Work to complete. What follows is a block of records; reproduce all of it verbatim.

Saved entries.
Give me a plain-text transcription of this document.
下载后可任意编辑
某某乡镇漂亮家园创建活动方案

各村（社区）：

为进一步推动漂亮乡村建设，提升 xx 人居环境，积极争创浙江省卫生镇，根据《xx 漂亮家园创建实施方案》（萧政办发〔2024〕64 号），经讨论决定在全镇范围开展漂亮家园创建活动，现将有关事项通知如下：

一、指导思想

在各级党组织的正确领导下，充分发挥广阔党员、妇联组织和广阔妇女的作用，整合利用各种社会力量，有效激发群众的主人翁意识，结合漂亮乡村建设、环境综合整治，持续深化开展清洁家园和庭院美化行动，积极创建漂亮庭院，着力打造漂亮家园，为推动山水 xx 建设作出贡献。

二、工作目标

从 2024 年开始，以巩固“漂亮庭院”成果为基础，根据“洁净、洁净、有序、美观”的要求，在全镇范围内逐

Solved problem.
Give me a plain-text transcription of this document.
下载后可任意编辑
某某乡镇漂亮家园创建活动方案

各村（社区）：

为进一步推动漂亮乡村建设，提升 xx 人居环境，积极争创浙江省卫生镇，根据《xx 漂亮家园创建实施方案》（萧政办发〔2024〕64 号），经讨论决定在全镇范围开展漂亮家园创建活动，现将有关事项通知如下：

一、指导思想

在各级党组织的正确领导下，充分发挥广阔党员、妇联组织和广阔妇女的作用，整合利用各种社会力量，有效激发群众的主人翁意识，结合漂亮乡村建设、环境综合整治，持续深化开展清洁家园和庭院美化行动，积极创建漂亮庭院，着力打造漂亮家园，为推动山水 xx 建设作出贡献。

二、工作目标

从 2024 年开始，以巩固“漂亮庭院”成果为基础，根据“洁净、洁净、有序、美观”的要求，在全镇范围内逐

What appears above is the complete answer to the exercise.